* Begin *

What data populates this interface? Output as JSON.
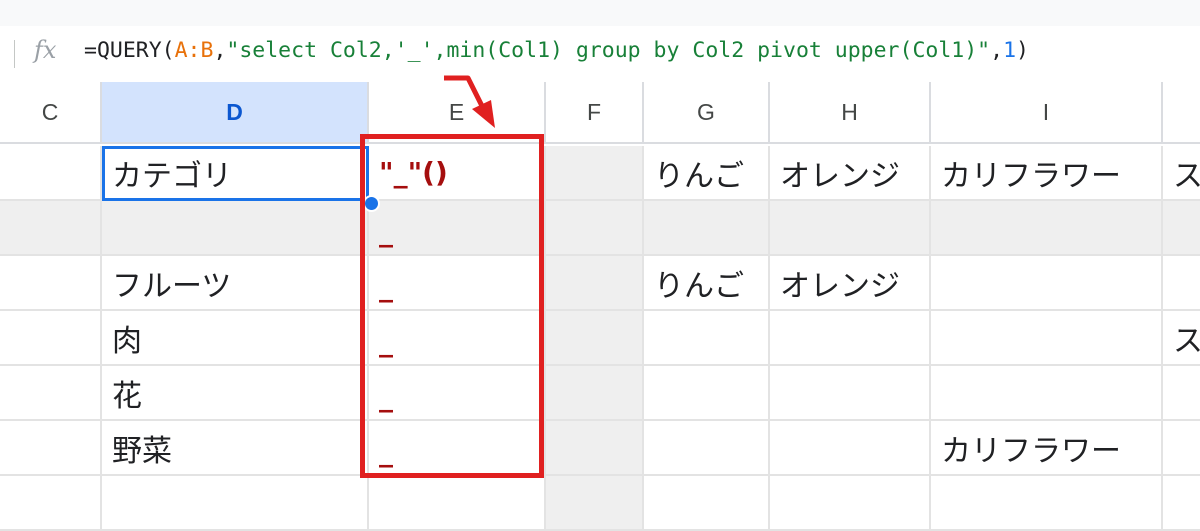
{
  "formula_bar": {
    "fx_icon": "fx",
    "parts": [
      {
        "text": "=QUERY(",
        "kind": "plain"
      },
      {
        "text": "A:B",
        "kind": "range"
      },
      {
        "text": ",",
        "kind": "plain"
      },
      {
        "text": "\"select Col2,'_',min(Col1) group by Col2 pivot upper(Col1)\"",
        "kind": "string"
      },
      {
        "text": ",",
        "kind": "plain"
      },
      {
        "text": "1",
        "kind": "number"
      },
      {
        "text": ")",
        "kind": "plain"
      }
    ]
  },
  "columns": [
    {
      "letter": "C",
      "selected": false
    },
    {
      "letter": "D",
      "selected": true
    },
    {
      "letter": "E",
      "selected": false
    },
    {
      "letter": "F",
      "selected": false
    },
    {
      "letter": "G",
      "selected": false
    },
    {
      "letter": "H",
      "selected": false
    },
    {
      "letter": "I",
      "selected": false
    },
    {
      "letter": "",
      "selected": false
    }
  ],
  "rows": [
    {
      "gray": false,
      "cells": [
        "",
        "カテゴリ",
        "\"_\"()",
        "",
        "りんご",
        "オレンジ",
        "カリフラワー",
        "ス"
      ]
    },
    {
      "gray": true,
      "cells": [
        "",
        "",
        "_",
        "",
        "",
        "",
        "",
        ""
      ]
    },
    {
      "gray": false,
      "cells": [
        "",
        "フルーツ",
        "_",
        "",
        "りんご",
        "オレンジ",
        "",
        ""
      ]
    },
    {
      "gray": false,
      "cells": [
        "",
        "肉",
        "_",
        "",
        "",
        "",
        "",
        "ス"
      ]
    },
    {
      "gray": false,
      "cells": [
        "",
        "花",
        "_",
        "",
        "",
        "",
        "",
        ""
      ]
    },
    {
      "gray": false,
      "cells": [
        "",
        "野菜",
        "_",
        "",
        "",
        "",
        "カリフラワー",
        ""
      ]
    },
    {
      "gray": false,
      "cells": [
        "",
        "",
        "",
        "",
        "",
        "",
        "",
        ""
      ]
    }
  ],
  "colors": {
    "selection": "#1a73e8",
    "annotation": "#e02020",
    "error_text": "#a50e0e",
    "string": "#188038",
    "range": "#e8710a"
  }
}
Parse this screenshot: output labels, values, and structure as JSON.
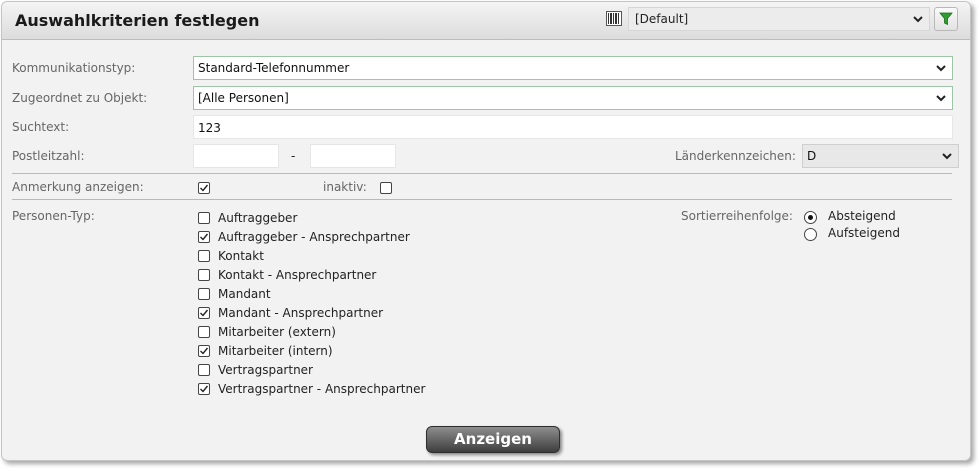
{
  "header": {
    "title": "Auswahlkriterien festlegen",
    "preset_value": "[Default]"
  },
  "form": {
    "kommunikationstyp": {
      "label": "Kommunikationstyp:",
      "value": "Standard-Telefonnummer"
    },
    "zugeordnet": {
      "label": "Zugeordnet zu Objekt:",
      "value": "[Alle Personen]"
    },
    "suchtext": {
      "label": "Suchtext:",
      "value": "123"
    },
    "postleitzahl": {
      "label": "Postleitzahl:",
      "separator": "-",
      "from": "",
      "to": ""
    },
    "laenderkennzeichen": {
      "label": "Länderkennzeichen:",
      "value": "D"
    },
    "anmerkung": {
      "label": "Anmerkung anzeigen:",
      "checked": true
    },
    "inaktiv": {
      "label": "inaktiv:",
      "checked": false
    },
    "personen_typ": {
      "label": "Personen-Typ:",
      "items": [
        {
          "label": "Auftraggeber",
          "checked": false
        },
        {
          "label": "Auftraggeber - Ansprechpartner",
          "checked": true
        },
        {
          "label": "Kontakt",
          "checked": false
        },
        {
          "label": "Kontakt - Ansprechpartner",
          "checked": false
        },
        {
          "label": "Mandant",
          "checked": false
        },
        {
          "label": "Mandant - Ansprechpartner",
          "checked": true
        },
        {
          "label": "Mitarbeiter (extern)",
          "checked": false
        },
        {
          "label": "Mitarbeiter (intern)",
          "checked": true
        },
        {
          "label": "Vertragspartner",
          "checked": false
        },
        {
          "label": "Vertragspartner - Ansprechpartner",
          "checked": true
        }
      ]
    },
    "sortierung": {
      "label": "Sortierreihenfolge:",
      "options": [
        {
          "label": "Absteigend",
          "selected": true
        },
        {
          "label": "Aufsteigend",
          "selected": false
        }
      ]
    }
  },
  "submit_label": "Anzeigen",
  "colors": {
    "accent_border": "#9cc6a5",
    "filter_icon": "#2e9e2e"
  }
}
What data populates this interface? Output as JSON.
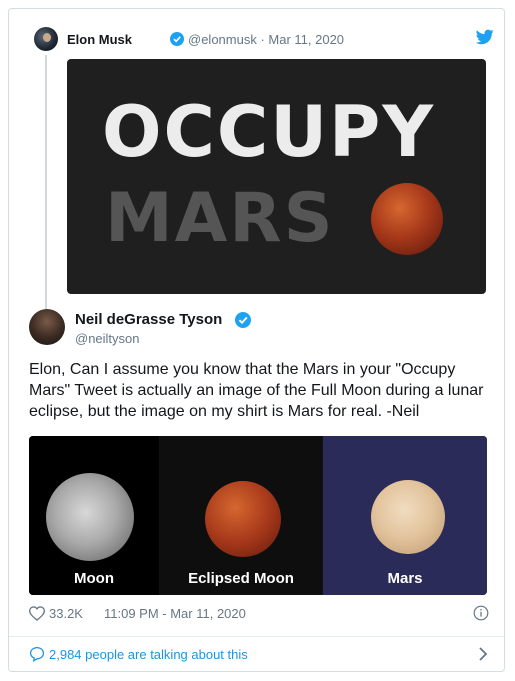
{
  "quoted_tweet": {
    "author_name": "Elon Musk",
    "handle_and_date": "@elonmusk · Mar 11, 2020",
    "image_text_line1": "OCCUPY",
    "image_text_line2": "MARS"
  },
  "tweet": {
    "author_name": "Neil deGrasse Tyson",
    "handle": "@neiltyson",
    "text": "Elon, Can I assume you know that the Mars in your \"Occupy Mars\" Tweet is actually an image of the Full Moon during a lunar eclipse, but the image on my shirt is Mars for real. -Neil",
    "image_labels": [
      "Moon",
      "Eclipsed Moon",
      "Mars"
    ],
    "likes": "33.2K",
    "timestamp": "11:09 PM - Mar 11, 2020"
  },
  "footer": {
    "talking": "2,984 people are talking about this"
  },
  "colors": {
    "accent": "#1da1f2",
    "link": "#1b95e0",
    "muted": "#657786"
  }
}
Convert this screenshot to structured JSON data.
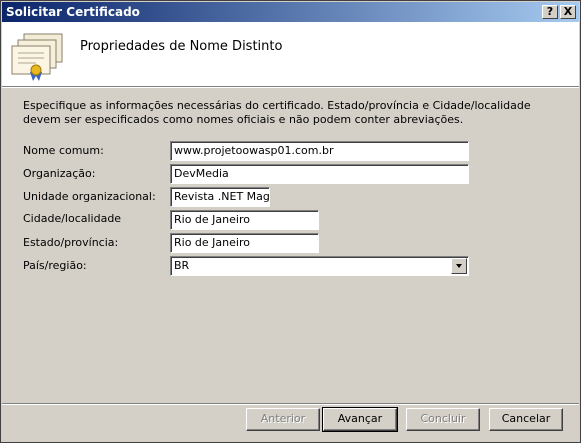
{
  "window": {
    "title": "Solicitar Certificado",
    "help_glyph": "?",
    "close_glyph": "X"
  },
  "header": {
    "title": "Propriedades de Nome Distinto",
    "icon": "certificate-icon"
  },
  "description": "Especifique as informações necessárias do certificado. Estado/província e Cidade/localidade devem ser especificados como nomes oficiais e não podem conter abreviações.",
  "fields": {
    "nome_comum": {
      "label": "Nome comum:",
      "value": "www.projetoowasp01.com.br"
    },
    "organizacao": {
      "label": "Organização:",
      "value": "DevMedia"
    },
    "unidade": {
      "label": "Unidade organizacional:",
      "value": "Revista .NET Magaz"
    },
    "cidade": {
      "label": "Cidade/localidade",
      "value": "Rio de Janeiro"
    },
    "estado": {
      "label": "Estado/província:",
      "value": "Rio de Janeiro"
    },
    "pais": {
      "label": "País/região:",
      "value": "BR"
    }
  },
  "buttons": {
    "anterior": "Anterior",
    "avancar": "Avançar",
    "concluir": "Concluir",
    "cancelar": "Cancelar"
  }
}
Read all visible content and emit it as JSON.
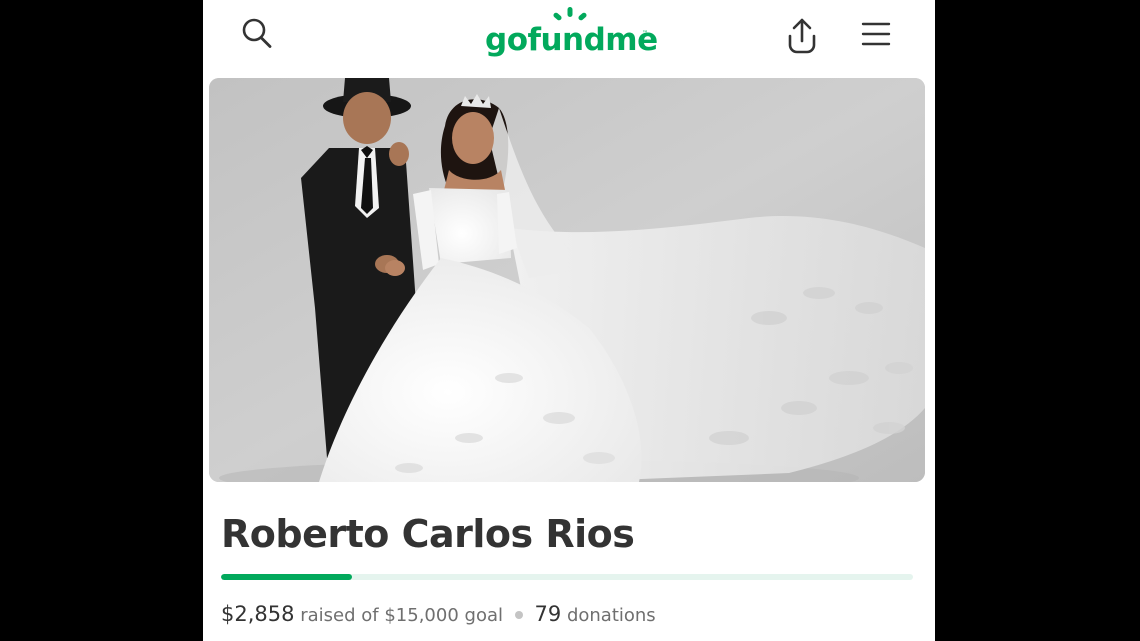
{
  "header": {
    "logo_text": "gofundme",
    "logo_tm": "™",
    "icons": [
      "search-icon",
      "share-icon",
      "menu-icon"
    ],
    "brand_color": "#02a95c"
  },
  "hero": {
    "image": "wedding-couple-photo"
  },
  "campaign": {
    "title": "Roberto Carlos Rios",
    "raised": "$2,858",
    "raised_text": "raised of",
    "goal": "$15,000",
    "goal_text": "goal",
    "donations_count": "79",
    "donations_text": "donations",
    "progress_fraction": 0.19
  }
}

* End *

- _What to produce_: Tally the lines of the listing above that include the word "letter". Answer with the number alone.

- _Solution to this exercise_: 8